[YOUR OBJECTIVE] Print the records below word for word, but leave out the pictures.

[Data listing]

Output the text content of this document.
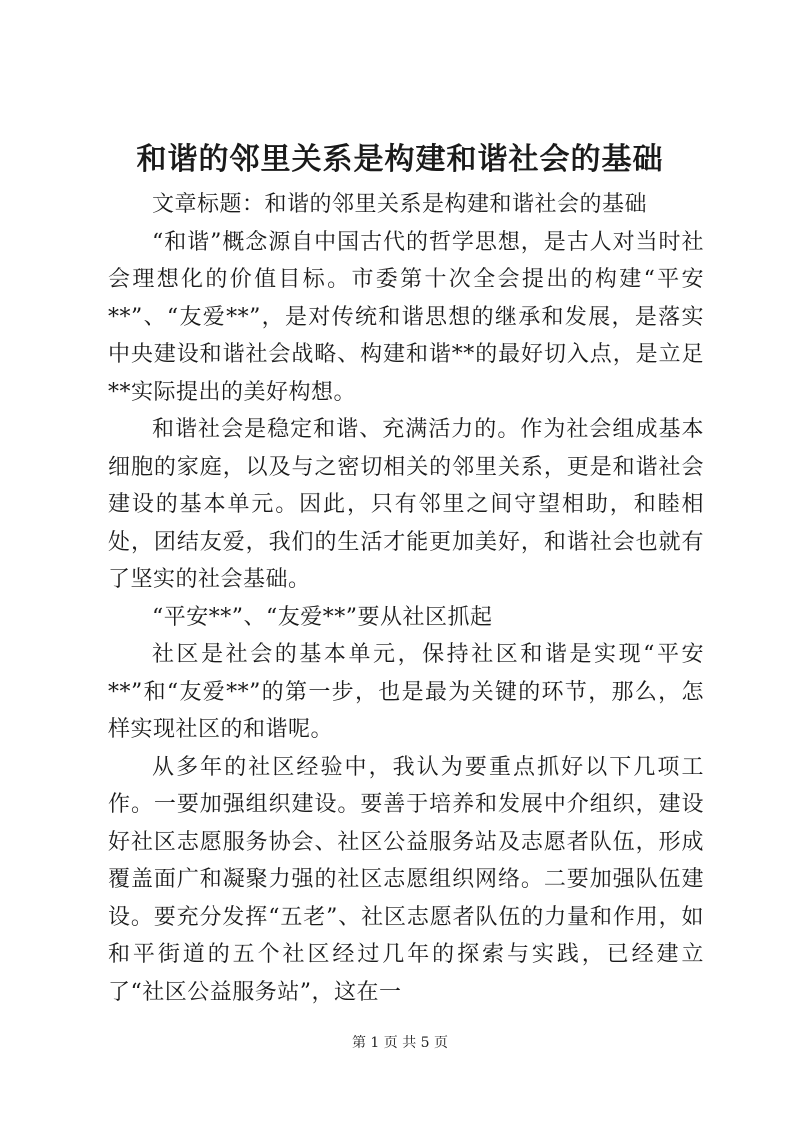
和谐的邻里关系是构建和谐社会的基础

文章标题：和谐的邻里关系是构建和谐社会的基础

“和谐”概念源自中国古代的哲学思想，是古人对当时社会理想化的价值目标。市委第十次全会提出的构建“平安**”、“友爱**”，是对传统和谐思想的继承和发展，是落实中央建设和谐社会战略、构建和谐**的最好切入点，是立足**实际提出的美好构想。

和谐社会是稳定和谐、充满活力的。作为社会组成基本细胞的家庭，以及与之密切相关的邻里关系，更是和谐社会建设的基本单元。因此，只有邻里之间守望相助，和睦相处，团结友爱，我们的生活才能更加美好，和谐社会也就有了坚实的社会基础。

“平安**”、“友爱**”要从社区抓起

社区是社会的基本单元，保持社区和谐是实现“平安**”和“友爱**”的第一步，也是最为关键的环节，那么，怎样实现社区的和谐呢。

从多年的社区经验中，我认为要重点抓好以下几项工作。一要加强组织建设。要善于培养和发展中介组织，建设好社区志愿服务协会、社区公益服务站及志愿者队伍，形成覆盖面广和凝聚力强的社区志愿组织网络。二要加强队伍建设。要充分发挥“五老”、社区志愿者队伍的力量和作用，如和平街道的五个社区经过几年的探索与实践，已经建立了“社区公益服务站”，这在一

第 1 页 共 5 页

[WRITTEN ANSWER]
Output the text content of this document.
和谐的邻里关系是构建和谐社会的基础

文章标题：和谐的邻里关系是构建和谐社会的基础

“和谐”概念源自中国古代的哲学思想，是古人对当时社会理想化的价值目标。市委第十次全会提出的构建“平安**”、“友爱**”，是对传统和谐思想的继承和发展，是落实中央建设和谐社会战略、构建和谐**的最好切入点，是立足**实际提出的美好构想。

和谐社会是稳定和谐、充满活力的。作为社会组成基本细胞的家庭，以及与之密切相关的邻里关系，更是和谐社会建设的基本单元。因此，只有邻里之间守望相助，和睦相处，团结友爱，我们的生活才能更加美好，和谐社会也就有了坚实的社会基础。

“平安**”、“友爱**”要从社区抓起

社区是社会的基本单元，保持社区和谐是实现“平安**”和“友爱**”的第一步，也是最为关键的环节，那么，怎样实现社区的和谐呢。

从多年的社区经验中，我认为要重点抓好以下几项工作。一要加强组织建设。要善于培养和发展中介组织，建设好社区志愿服务协会、社区公益服务站及志愿者队伍，形成覆盖面广和凝聚力强的社区志愿组织网络。二要加强队伍建设。要充分发挥“五老”、社区志愿者队伍的力量和作用，如和平街道的五个社区经过几年的探索与实践，已经建立了“社区公益服务站”，这在一

第 1 页 共 5 页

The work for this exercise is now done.